(Figure collection entries)
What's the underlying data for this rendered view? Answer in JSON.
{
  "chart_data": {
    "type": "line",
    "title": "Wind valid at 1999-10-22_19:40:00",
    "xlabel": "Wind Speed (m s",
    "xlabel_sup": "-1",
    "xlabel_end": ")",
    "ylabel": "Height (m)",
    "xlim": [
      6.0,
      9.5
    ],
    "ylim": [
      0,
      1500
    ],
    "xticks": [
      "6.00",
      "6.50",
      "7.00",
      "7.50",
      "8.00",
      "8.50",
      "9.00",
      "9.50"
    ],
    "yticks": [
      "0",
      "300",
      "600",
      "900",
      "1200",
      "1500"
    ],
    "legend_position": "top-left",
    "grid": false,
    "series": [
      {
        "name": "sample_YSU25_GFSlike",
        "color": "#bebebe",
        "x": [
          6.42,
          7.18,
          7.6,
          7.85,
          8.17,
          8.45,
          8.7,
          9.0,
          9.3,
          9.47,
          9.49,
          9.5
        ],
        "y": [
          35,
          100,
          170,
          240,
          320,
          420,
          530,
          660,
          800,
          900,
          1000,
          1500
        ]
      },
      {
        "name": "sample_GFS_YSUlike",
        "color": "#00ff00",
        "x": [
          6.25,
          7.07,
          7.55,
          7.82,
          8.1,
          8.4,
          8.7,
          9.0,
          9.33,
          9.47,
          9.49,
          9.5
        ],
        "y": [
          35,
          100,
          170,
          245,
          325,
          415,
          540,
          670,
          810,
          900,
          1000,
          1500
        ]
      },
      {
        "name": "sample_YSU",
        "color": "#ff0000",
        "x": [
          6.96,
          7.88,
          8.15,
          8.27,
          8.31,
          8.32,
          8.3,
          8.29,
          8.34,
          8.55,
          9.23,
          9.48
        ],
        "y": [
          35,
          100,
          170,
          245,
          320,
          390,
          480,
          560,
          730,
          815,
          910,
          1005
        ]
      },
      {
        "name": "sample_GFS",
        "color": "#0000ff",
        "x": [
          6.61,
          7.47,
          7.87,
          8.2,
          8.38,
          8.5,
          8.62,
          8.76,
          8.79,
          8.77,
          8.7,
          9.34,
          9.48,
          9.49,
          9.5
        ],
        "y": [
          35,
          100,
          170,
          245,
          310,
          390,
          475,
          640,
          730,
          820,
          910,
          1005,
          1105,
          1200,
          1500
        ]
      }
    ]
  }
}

---

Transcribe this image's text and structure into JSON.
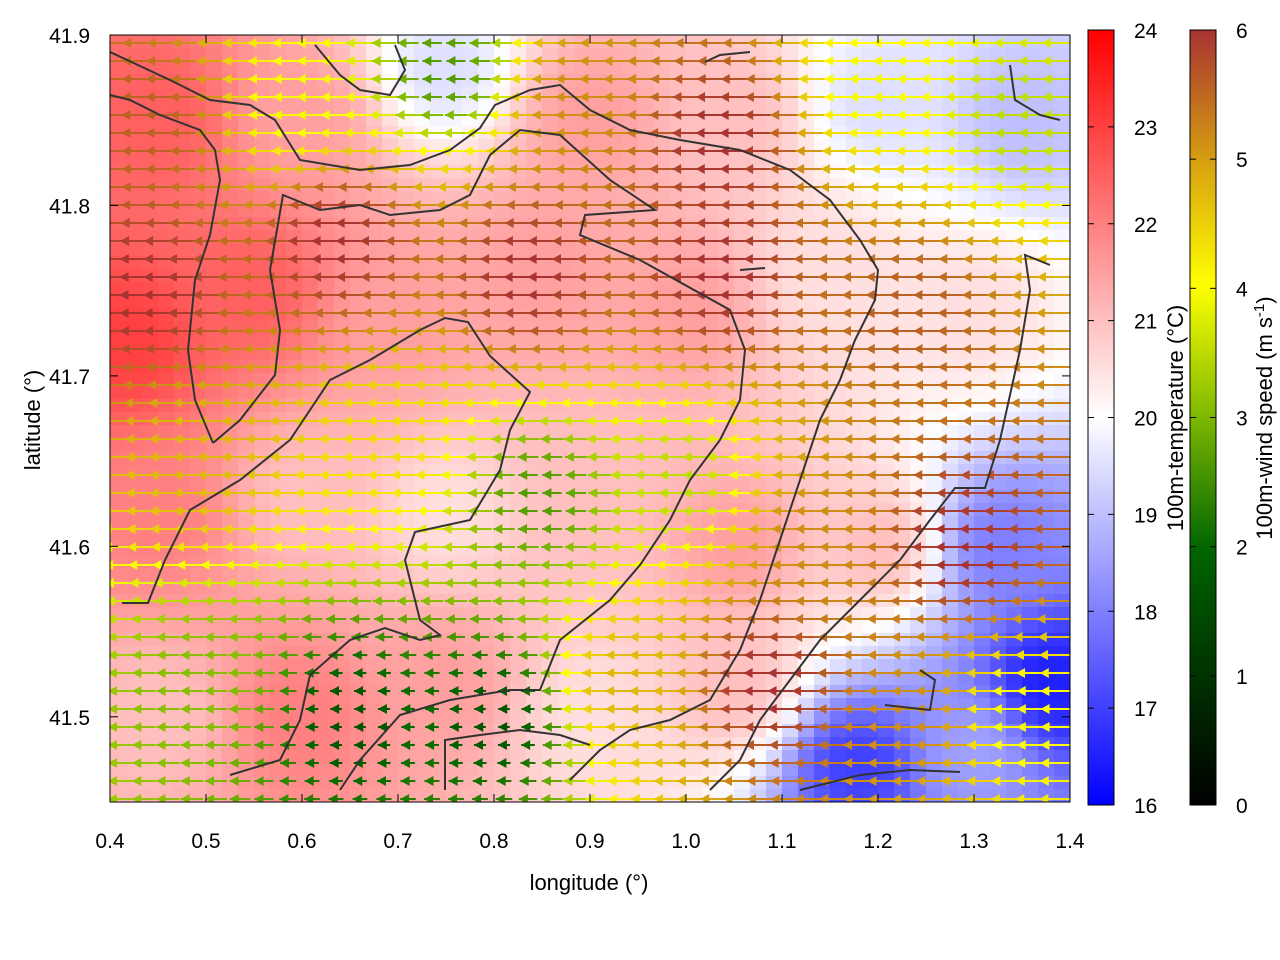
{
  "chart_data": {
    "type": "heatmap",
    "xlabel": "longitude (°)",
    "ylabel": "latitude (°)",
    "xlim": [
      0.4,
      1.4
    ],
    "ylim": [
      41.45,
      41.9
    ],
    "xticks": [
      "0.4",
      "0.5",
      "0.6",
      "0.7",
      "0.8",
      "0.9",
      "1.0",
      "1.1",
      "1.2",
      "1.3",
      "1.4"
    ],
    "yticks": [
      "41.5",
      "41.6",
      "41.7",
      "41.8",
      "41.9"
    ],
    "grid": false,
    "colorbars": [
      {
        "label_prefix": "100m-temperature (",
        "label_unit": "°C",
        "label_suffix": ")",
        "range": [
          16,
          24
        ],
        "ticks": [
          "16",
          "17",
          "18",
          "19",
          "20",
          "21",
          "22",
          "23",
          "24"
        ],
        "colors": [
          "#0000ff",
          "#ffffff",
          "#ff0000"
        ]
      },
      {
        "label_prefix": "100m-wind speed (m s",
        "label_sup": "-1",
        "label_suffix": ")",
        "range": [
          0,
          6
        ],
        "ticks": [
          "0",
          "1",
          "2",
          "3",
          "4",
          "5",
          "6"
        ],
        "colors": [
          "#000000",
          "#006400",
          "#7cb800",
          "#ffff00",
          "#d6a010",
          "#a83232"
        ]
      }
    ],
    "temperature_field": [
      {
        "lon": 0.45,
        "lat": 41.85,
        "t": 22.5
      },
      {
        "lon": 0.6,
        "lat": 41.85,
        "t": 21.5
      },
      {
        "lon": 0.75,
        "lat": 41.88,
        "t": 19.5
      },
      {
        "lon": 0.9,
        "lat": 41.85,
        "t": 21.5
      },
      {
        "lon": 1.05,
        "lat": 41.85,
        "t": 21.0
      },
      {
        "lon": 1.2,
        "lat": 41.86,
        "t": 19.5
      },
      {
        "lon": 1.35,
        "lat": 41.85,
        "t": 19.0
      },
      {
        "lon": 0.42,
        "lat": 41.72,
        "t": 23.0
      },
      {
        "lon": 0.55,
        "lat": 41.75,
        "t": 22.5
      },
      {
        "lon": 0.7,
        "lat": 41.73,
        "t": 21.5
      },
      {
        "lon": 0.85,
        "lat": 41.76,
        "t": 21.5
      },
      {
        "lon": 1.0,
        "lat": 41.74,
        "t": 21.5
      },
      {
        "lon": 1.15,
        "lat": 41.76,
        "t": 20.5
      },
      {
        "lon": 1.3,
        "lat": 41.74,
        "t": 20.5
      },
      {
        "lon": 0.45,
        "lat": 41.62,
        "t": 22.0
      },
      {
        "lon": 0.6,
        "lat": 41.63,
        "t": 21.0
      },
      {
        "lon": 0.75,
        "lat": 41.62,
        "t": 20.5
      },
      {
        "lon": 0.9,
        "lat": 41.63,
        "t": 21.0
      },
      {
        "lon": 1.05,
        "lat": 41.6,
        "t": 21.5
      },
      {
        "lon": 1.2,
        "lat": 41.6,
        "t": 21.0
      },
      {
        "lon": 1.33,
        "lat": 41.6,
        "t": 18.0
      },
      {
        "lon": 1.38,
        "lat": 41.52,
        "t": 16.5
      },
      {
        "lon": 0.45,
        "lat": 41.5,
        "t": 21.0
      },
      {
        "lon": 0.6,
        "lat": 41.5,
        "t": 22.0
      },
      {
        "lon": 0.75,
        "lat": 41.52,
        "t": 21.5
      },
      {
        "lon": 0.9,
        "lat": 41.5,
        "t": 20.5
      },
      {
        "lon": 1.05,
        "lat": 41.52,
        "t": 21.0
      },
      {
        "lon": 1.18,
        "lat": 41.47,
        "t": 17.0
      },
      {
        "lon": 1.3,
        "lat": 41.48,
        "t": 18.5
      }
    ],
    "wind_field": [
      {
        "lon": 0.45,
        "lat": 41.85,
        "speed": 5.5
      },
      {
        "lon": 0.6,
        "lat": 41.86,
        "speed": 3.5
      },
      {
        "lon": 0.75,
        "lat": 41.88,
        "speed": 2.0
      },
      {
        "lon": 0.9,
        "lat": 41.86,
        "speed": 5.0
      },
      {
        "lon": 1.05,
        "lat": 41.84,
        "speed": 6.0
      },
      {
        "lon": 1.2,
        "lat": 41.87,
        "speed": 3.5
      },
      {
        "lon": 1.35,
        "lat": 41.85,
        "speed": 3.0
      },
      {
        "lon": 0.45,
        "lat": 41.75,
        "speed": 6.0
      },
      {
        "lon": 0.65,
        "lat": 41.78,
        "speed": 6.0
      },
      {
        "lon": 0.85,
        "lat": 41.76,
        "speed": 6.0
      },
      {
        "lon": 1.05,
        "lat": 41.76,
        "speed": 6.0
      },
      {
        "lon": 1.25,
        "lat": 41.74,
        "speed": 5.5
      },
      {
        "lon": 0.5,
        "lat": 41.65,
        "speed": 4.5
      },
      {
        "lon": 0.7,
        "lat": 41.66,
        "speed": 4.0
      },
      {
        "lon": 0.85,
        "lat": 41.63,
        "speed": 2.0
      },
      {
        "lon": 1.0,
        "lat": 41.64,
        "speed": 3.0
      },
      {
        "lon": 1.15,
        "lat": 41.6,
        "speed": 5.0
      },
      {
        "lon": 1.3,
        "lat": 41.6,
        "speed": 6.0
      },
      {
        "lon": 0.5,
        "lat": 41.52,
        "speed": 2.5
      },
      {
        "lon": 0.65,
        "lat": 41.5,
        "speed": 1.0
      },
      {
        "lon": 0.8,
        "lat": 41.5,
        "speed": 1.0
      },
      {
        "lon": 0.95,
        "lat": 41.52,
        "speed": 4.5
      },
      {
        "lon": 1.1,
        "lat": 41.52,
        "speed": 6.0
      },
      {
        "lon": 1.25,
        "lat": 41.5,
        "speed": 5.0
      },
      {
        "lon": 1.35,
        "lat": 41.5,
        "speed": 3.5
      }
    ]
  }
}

Given problem:
Check each line of the entries above, and show every one holding the word "this".

Finished answer:
What's the underlying data for this rendered view? Answer in JSON.
Transcribe this image's text and structure into JSON.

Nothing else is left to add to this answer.